*Short task*:
Your task is to copy the listing exactly, with the pictures left out.

*Dataset excerpts*:
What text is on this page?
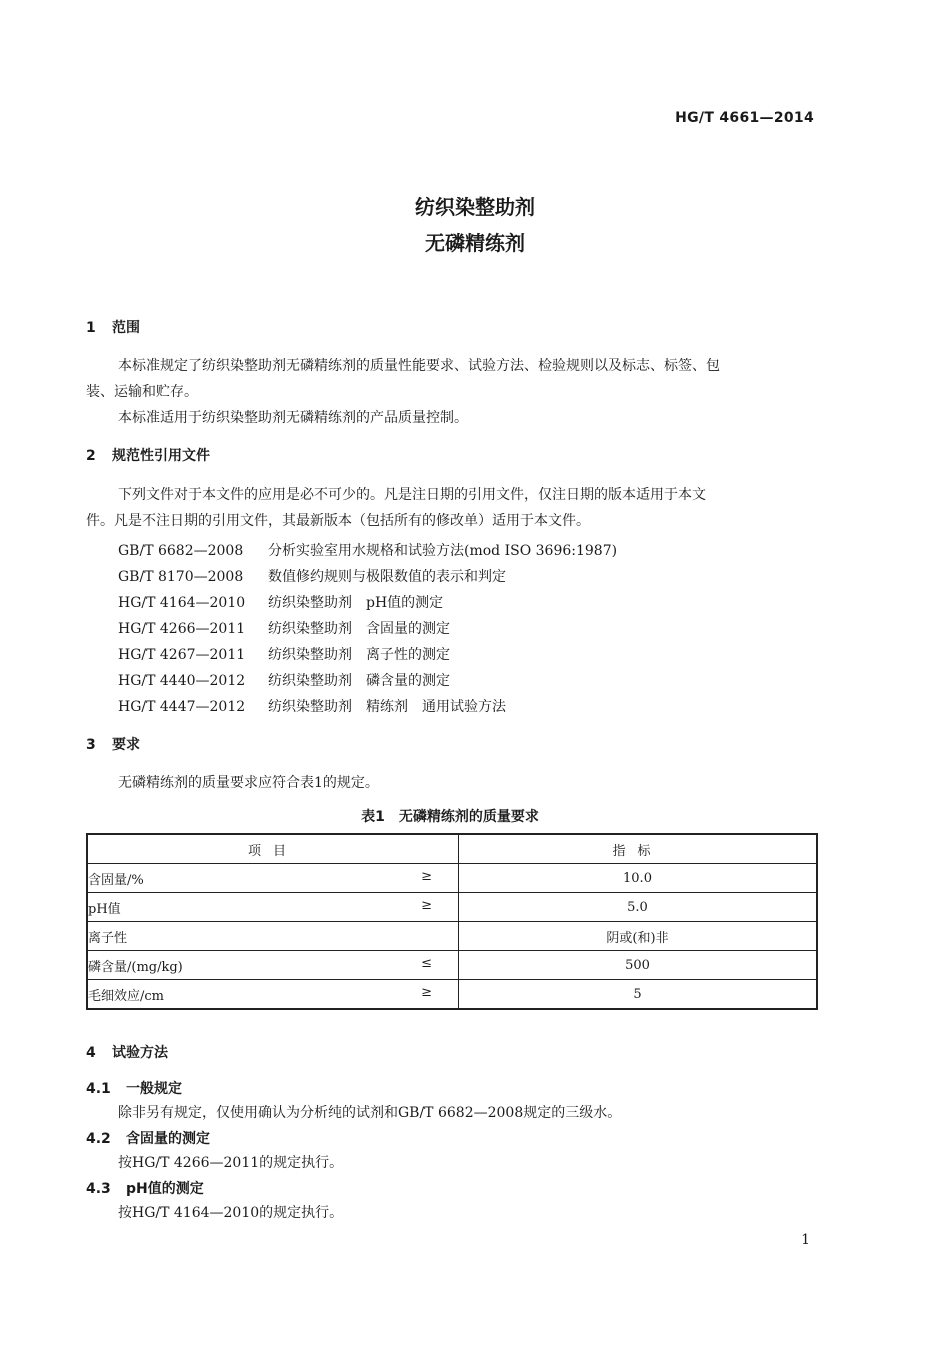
HG/T 4661—2014
纺织染整助剂
无磷精练剂
1 范围
本标准规定了纺织染整助剂无磷精练剂的质量性能要求、试验方法、检验规则以及标志、标签、包
装、运输和贮存。
本标准适用于纺织染整助剂无磷精练剂的产品质量控制。
2 规范性引用文件
下列文件对于本文件的应用是必不可少的。凡是注日期的引用文件，仅注日期的版本适用于本文
件。凡是不注日期的引用文件，其最新版本（包括所有的修改单）适用于本文件。
GB/T 6682—2008 分析实验室用水规格和试验方法(mod ISO 3696:1987)
GB/T 8170—2008 数值修约规则与极限数值的表示和判定
HG/T 4164—2010 纺织染整助剂　pH值的测定
HG/T 4266—2011 纺织染整助剂　含固量的测定
HG/T 4267—2011 纺织染整助剂　离子性的测定
HG/T 4440—2012 纺织染整助剂　磷含量的测定
HG/T 4447—2012 纺织染整助剂　精练剂　通用试验方法
3 要求
无磷精练剂的质量要求应符合表1的规定。
表1　无磷精练剂的质量要求
项目	指标
含固量/% ≥	10.0
pH值 ≥	5.0
离子性	阴或(和)非
磷含量/(mg/kg) ≤	500
毛细效应/cm ≥	5
4 试验方法
4.1 一般规定
除非另有规定，仅使用确认为分析纯的试剂和GB/T 6682—2008规定的三级水。
4.2 含固量的测定
按HG/T 4266—2011的规定执行。
4.3 pH值的测定
按HG/T 4164—2010的规定执行。
1
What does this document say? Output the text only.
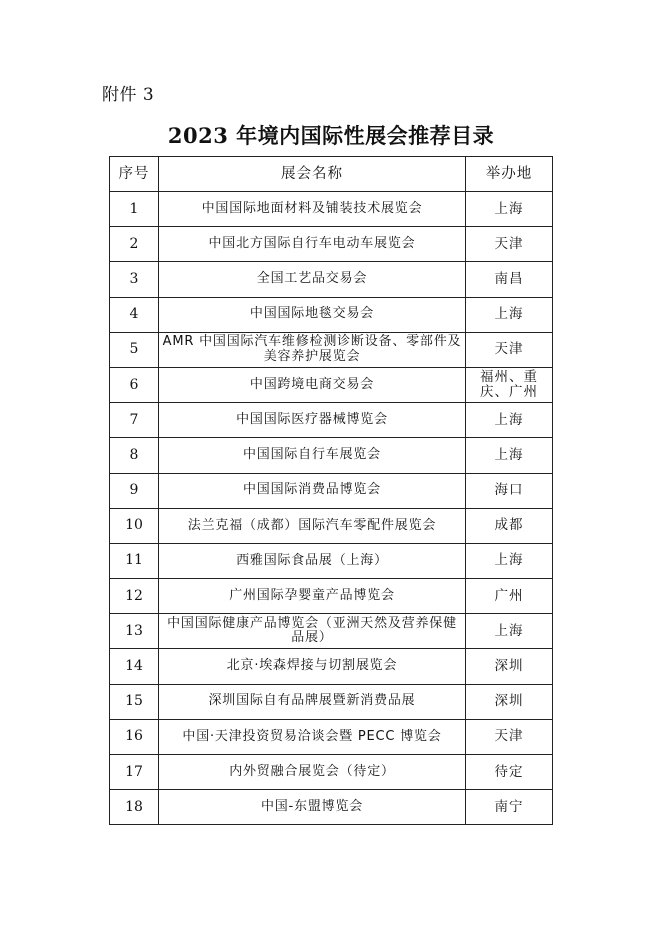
附件 3
2023 年境内国际性展会推荐目录
序号	展会名称	举办地
1	中国国际地面材料及铺装技术展览会	上海
2	中国北方国际自行车电动车展览会	天津
3	全国工艺品交易会	南昌
4	中国国际地毯交易会	上海
5	AMR 中国国际汽车维修检测诊断设备、零部件及美容养护展览会	天津
6	中国跨境电商交易会	福州、重庆、广州
7	中国国际医疗器械博览会	上海
8	中国国际自行车展览会	上海
9	中国国际消费品博览会	海口
10	法兰克福（成都）国际汽车零配件展览会	成都
11	西雅国际食品展（上海）	上海
12	广州国际孕婴童产品博览会	广州
13	中国国际健康产品博览会（亚洲天然及营养保健品展）	上海
14	北京·埃森焊接与切割展览会	深圳
15	深圳国际自有品牌展暨新消费品展	深圳
16	中国·天津投资贸易洽谈会暨 PECC 博览会	天津
17	内外贸融合展览会（待定）	待定
18	中国-东盟博览会	南宁
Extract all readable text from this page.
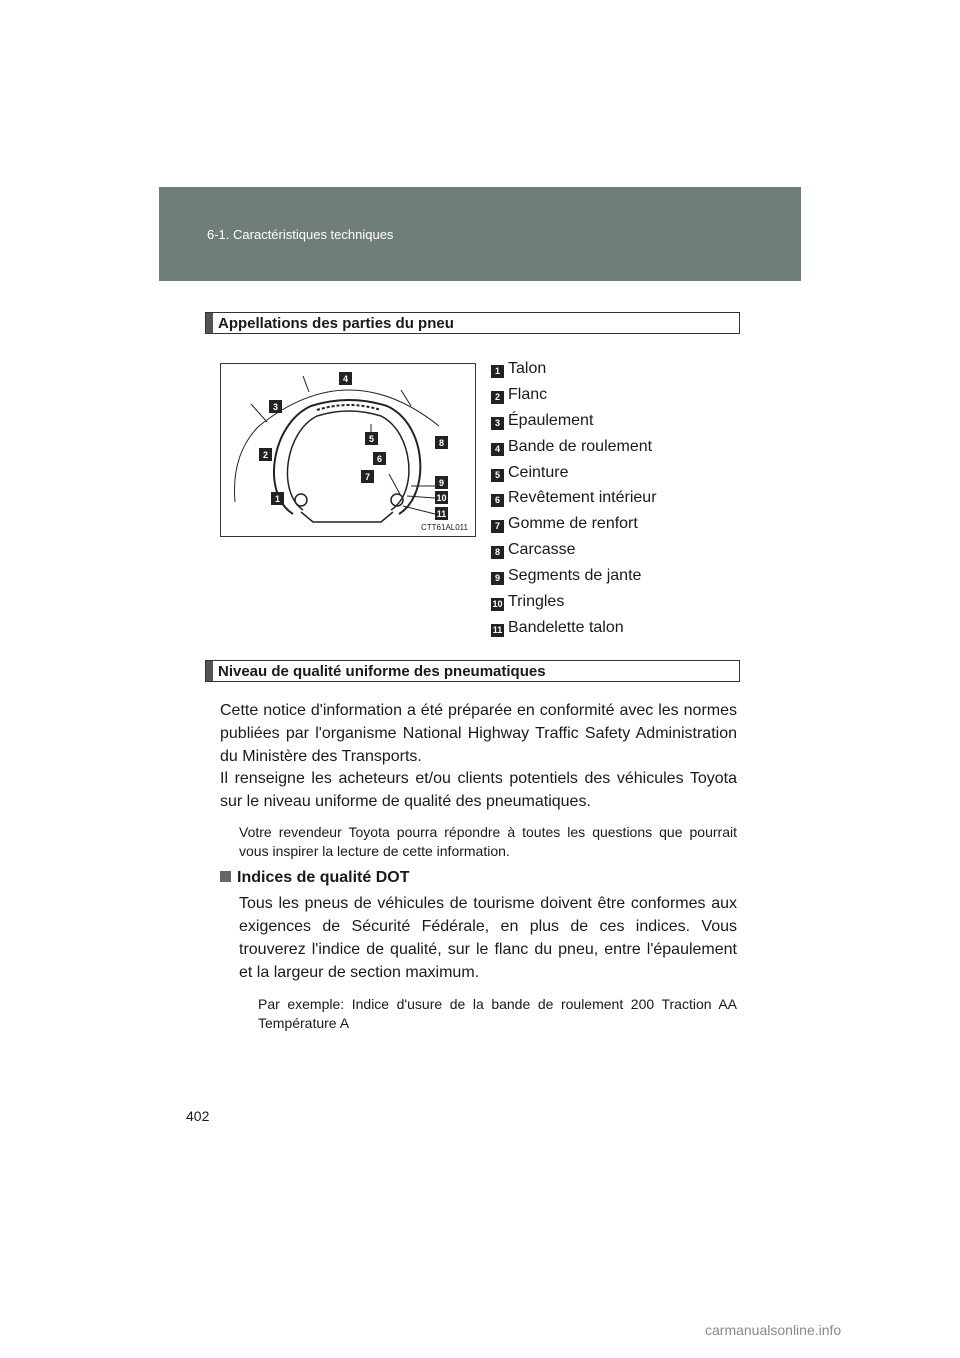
6-1. Caractéristiques techniques
Appellations des parties du pneu
1
2
3
4
5
6
7
8
9
10
11
CTT61AL011
1 Talon
2 Flanc
3 Épaulement
4 Bande de roulement
5 Ceinture
6 Revêtement intérieur
7 Gomme de renfort
8 Carcasse
9 Segments de jante
10 Tringles
11 Bandelette talon
Niveau de qualité uniforme des pneumatiques
Cette notice d'information a été préparée en conformité avec les normes publiées par l'organisme National Highway Traffic Safety Administration du Ministère des Transports.
Il renseigne les acheteurs et/ou clients potentiels des véhicules Toyota sur le niveau uniforme de qualité des pneumatiques.
Votre revendeur Toyota pourra répondre à toutes les questions que pourrait vous inspirer la lecture de cette information.
Indices de qualité DOT
Tous les pneus de véhicules de tourisme doivent être conformes aux exigences de Sécurité Fédérale, en plus de ces indices. Vous trouverez l'indice de qualité, sur le flanc du pneu, entre l'épaulement et la largeur de section maximum.
Par exemple: Indice d'usure de la bande de roulement 200 Traction AA Température A
402
carmanualsonline.info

*Answer to the exercise*:
What text is on this page?
HG/T 4661—2014
纺织染整助剂
无磷精练剂
1 范围
本标准规定了纺织染整助剂无磷精练剂的质量性能要求、试验方法、检验规则以及标志、标签、包
装、运输和贮存。
本标准适用于纺织染整助剂无磷精练剂的产品质量控制。
2 规范性引用文件
下列文件对于本文件的应用是必不可少的。凡是注日期的引用文件，仅注日期的版本适用于本文
件。凡是不注日期的引用文件，其最新版本（包括所有的修改单）适用于本文件。
GB/T 6682—2008 分析实验室用水规格和试验方法(mod ISO 3696:1987)
GB/T 8170—2008 数值修约规则与极限数值的表示和判定
HG/T 4164—2010 纺织染整助剂　pH值的测定
HG/T 4266—2011 纺织染整助剂　含固量的测定
HG/T 4267—2011 纺织染整助剂　离子性的测定
HG/T 4440—2012 纺织染整助剂　磷含量的测定
HG/T 4447—2012 纺织染整助剂　精练剂　通用试验方法
3 要求
无磷精练剂的质量要求应符合表1的规定。
表1　无磷精练剂的质量要求
项目	指标
含固量/% ≥	10.0
pH值 ≥	5.0
离子性	阴或(和)非
磷含量/(mg/kg) ≤	500
毛细效应/cm ≥	5
4 试验方法
4.1 一般规定
除非另有规定，仅使用确认为分析纯的试剂和GB/T 6682—2008规定的三级水。
4.2 含固量的测定
按HG/T 4266—2011的规定执行。
4.3 pH值的测定
按HG/T 4164—2010的规定执行。
1
What does this document say? Output the text only.
附件 3
2023 年境内国际性展会推荐目录
序号	展会名称	举办地
1	中国国际地面材料及铺装技术展览会	上海
2	中国北方国际自行车电动车展览会	天津
3	全国工艺品交易会	南昌
4	中国国际地毯交易会	上海
5	AMR 中国国际汽车维修检测诊断设备、零部件及美容养护展览会	天津
6	中国跨境电商交易会	福州、重庆、广州
7	中国国际医疗器械博览会	上海
8	中国国际自行车展览会	上海
9	中国国际消费品博览会	海口
10	法兰克福（成都）国际汽车零配件展览会	成都
11	西雅国际食品展（上海）	上海
12	广州国际孕婴童产品博览会	广州
13	中国国际健康产品博览会（亚洲天然及营养保健品展）	上海
14	北京·埃森焊接与切割展览会	深圳
15	深圳国际自有品牌展暨新消费品展	深圳
16	中国·天津投资贸易洽谈会暨 PECC 博览会	天津
17	内外贸融合展览会（待定）	待定
18	中国-东盟博览会	南宁
Extract all readable text from this page.
6-1. Caractéristiques techniques
Appellations des parties du pneu
1
2
3
4
5
6
7
8
9
10
11
CTT61AL011
1 Talon
2 Flanc
3 Épaulement
4 Bande de roulement
5 Ceinture
6 Revêtement intérieur
7 Gomme de renfort
8 Carcasse
9 Segments de jante
10 Tringles
11 Bandelette talon
Niveau de qualité uniforme des pneumatiques
Cette notice d'information a été préparée en conformité avec les normes publiées par l'organisme National Highway Traffic Safety Administration du Ministère des Transports.
Il renseigne les acheteurs et/ou clients potentiels des véhicules Toyota sur le niveau uniforme de qualité des pneumatiques.
Votre revendeur Toyota pourra répondre à toutes les questions que pourrait vous inspirer la lecture de cette information.
Indices de qualité DOT
Tous les pneus de véhicules de tourisme doivent être conformes aux exigences de Sécurité Fédérale, en plus de ces indices. Vous trouverez l'indice de qualité, sur le flanc du pneu, entre l'épaulement et la largeur de section maximum.
Par exemple: Indice d'usure de la bande de roulement 200 Traction AA Température A
402
carmanualsonline.info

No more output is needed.